(Data entries)

☆ ☆ ☆ ☆ ☆ ☆ ☆

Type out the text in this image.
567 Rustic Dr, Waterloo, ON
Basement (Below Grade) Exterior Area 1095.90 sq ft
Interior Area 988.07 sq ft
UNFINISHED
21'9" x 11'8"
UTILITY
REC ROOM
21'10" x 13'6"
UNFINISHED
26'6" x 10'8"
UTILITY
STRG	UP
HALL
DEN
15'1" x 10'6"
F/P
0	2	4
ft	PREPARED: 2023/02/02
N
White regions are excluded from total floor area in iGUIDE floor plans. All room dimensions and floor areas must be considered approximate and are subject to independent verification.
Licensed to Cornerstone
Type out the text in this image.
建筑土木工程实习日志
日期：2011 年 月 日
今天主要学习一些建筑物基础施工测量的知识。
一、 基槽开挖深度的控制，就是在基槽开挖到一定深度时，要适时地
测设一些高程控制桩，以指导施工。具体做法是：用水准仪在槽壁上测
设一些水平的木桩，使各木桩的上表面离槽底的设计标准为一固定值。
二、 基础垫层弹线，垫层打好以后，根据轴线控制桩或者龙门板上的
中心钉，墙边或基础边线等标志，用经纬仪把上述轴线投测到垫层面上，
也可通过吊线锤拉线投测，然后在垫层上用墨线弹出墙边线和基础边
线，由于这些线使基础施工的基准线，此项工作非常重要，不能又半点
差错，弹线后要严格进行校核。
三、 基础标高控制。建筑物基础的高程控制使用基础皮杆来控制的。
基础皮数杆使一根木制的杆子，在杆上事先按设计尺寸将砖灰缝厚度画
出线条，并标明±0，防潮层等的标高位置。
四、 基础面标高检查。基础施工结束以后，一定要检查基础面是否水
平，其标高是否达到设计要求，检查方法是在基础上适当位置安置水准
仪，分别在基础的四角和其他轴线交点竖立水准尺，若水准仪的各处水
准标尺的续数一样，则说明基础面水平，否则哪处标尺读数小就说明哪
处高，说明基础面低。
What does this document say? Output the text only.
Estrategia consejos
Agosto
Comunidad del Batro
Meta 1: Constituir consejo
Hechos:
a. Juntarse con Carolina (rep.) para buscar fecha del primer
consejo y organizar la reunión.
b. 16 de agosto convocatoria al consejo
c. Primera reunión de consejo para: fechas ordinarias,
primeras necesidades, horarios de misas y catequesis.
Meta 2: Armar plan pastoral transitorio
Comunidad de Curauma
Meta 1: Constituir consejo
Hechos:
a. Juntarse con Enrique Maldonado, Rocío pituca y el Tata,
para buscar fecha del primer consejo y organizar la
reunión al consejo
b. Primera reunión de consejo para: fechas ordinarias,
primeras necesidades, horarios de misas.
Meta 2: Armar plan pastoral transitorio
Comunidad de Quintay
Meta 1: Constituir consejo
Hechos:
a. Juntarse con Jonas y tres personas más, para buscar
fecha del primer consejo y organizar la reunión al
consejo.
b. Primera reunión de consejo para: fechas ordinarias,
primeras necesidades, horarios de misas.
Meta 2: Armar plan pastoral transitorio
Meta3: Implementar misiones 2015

☆ ☆ ☆ ☆ ☆ ☆ ☆

» **REQUIRED TASK**
Copy out every line of the data above, exactly as given.

» **TASK RESPONSE**
Type out the text in this image.
567 Rustic Dr, Waterloo, ON
Basement (Below Grade) Exterior Area 1095.90 sq ft
Interior Area 988.07 sq ft
UNFINISHED
21'9" x 11'8"
UTILITY
REC ROOM
21'10" x 13'6"
UNFINISHED
26'6" x 10'8"
UTILITY
STRG	UP
HALL
DEN
15'1" x 10'6"
F/P
0	2	4
ft	PREPARED: 2023/02/02
N
White regions are excluded from total floor area in iGUIDE floor plans. All room dimensions and floor areas must be considered approximate and are subject to independent verification.
Licensed to Cornerstone
Type out the text in this image.
建筑土木工程实习日志
日期：2011 年 月 日
今天主要学习一些建筑物基础施工测量的知识。
一、 基槽开挖深度的控制，就是在基槽开挖到一定深度时，要适时地
测设一些高程控制桩，以指导施工。具体做法是：用水准仪在槽壁上测
设一些水平的木桩，使各木桩的上表面离槽底的设计标准为一固定值。
二、 基础垫层弹线，垫层打好以后，根据轴线控制桩或者龙门板上的
中心钉，墙边或基础边线等标志，用经纬仪把上述轴线投测到垫层面上，
也可通过吊线锤拉线投测，然后在垫层上用墨线弹出墙边线和基础边
线，由于这些线使基础施工的基准线，此项工作非常重要，不能又半点
差错，弹线后要严格进行校核。
三、 基础标高控制。建筑物基础的高程控制使用基础皮杆来控制的。
基础皮数杆使一根木制的杆子，在杆上事先按设计尺寸将砖灰缝厚度画
出线条，并标明±0，防潮层等的标高位置。
四、 基础面标高检查。基础施工结束以后，一定要检查基础面是否水
平，其标高是否达到设计要求，检查方法是在基础上适当位置安置水准
仪，分别在基础的四角和其他轴线交点竖立水准尺，若水准仪的各处水
准标尺的续数一样，则说明基础面水平，否则哪处标尺读数小就说明哪
处高，说明基础面低。
What does this document say? Output the text only.
Estrategia consejos
Agosto
Comunidad del Batro
Meta 1: Constituir consejo
Hechos:
a. Juntarse con Carolina (rep.) para buscar fecha del primer
consejo y organizar la reunión.
b. 16 de agosto convocatoria al consejo
c. Primera reunión de consejo para: fechas ordinarias,
primeras necesidades, horarios de misas y catequesis.
Meta 2: Armar plan pastoral transitorio
Comunidad de Curauma
Meta 1: Constituir consejo
Hechos:
a. Juntarse con Enrique Maldonado, Rocío pituca y el Tata,
para buscar fecha del primer consejo y organizar la
reunión al consejo
b. Primera reunión de consejo para: fechas ordinarias,
primeras necesidades, horarios de misas.
Meta 2: Armar plan pastoral transitorio
Comunidad de Quintay
Meta 1: Constituir consejo
Hechos:
a. Juntarse con Jonas y tres personas más, para buscar
fecha del primer consejo y organizar la reunión al
consejo.
b. Primera reunión de consejo para: fechas ordinarias,
primeras necesidades, horarios de misas.
Meta 2: Armar plan pastoral transitorio
Meta3: Implementar misiones 2015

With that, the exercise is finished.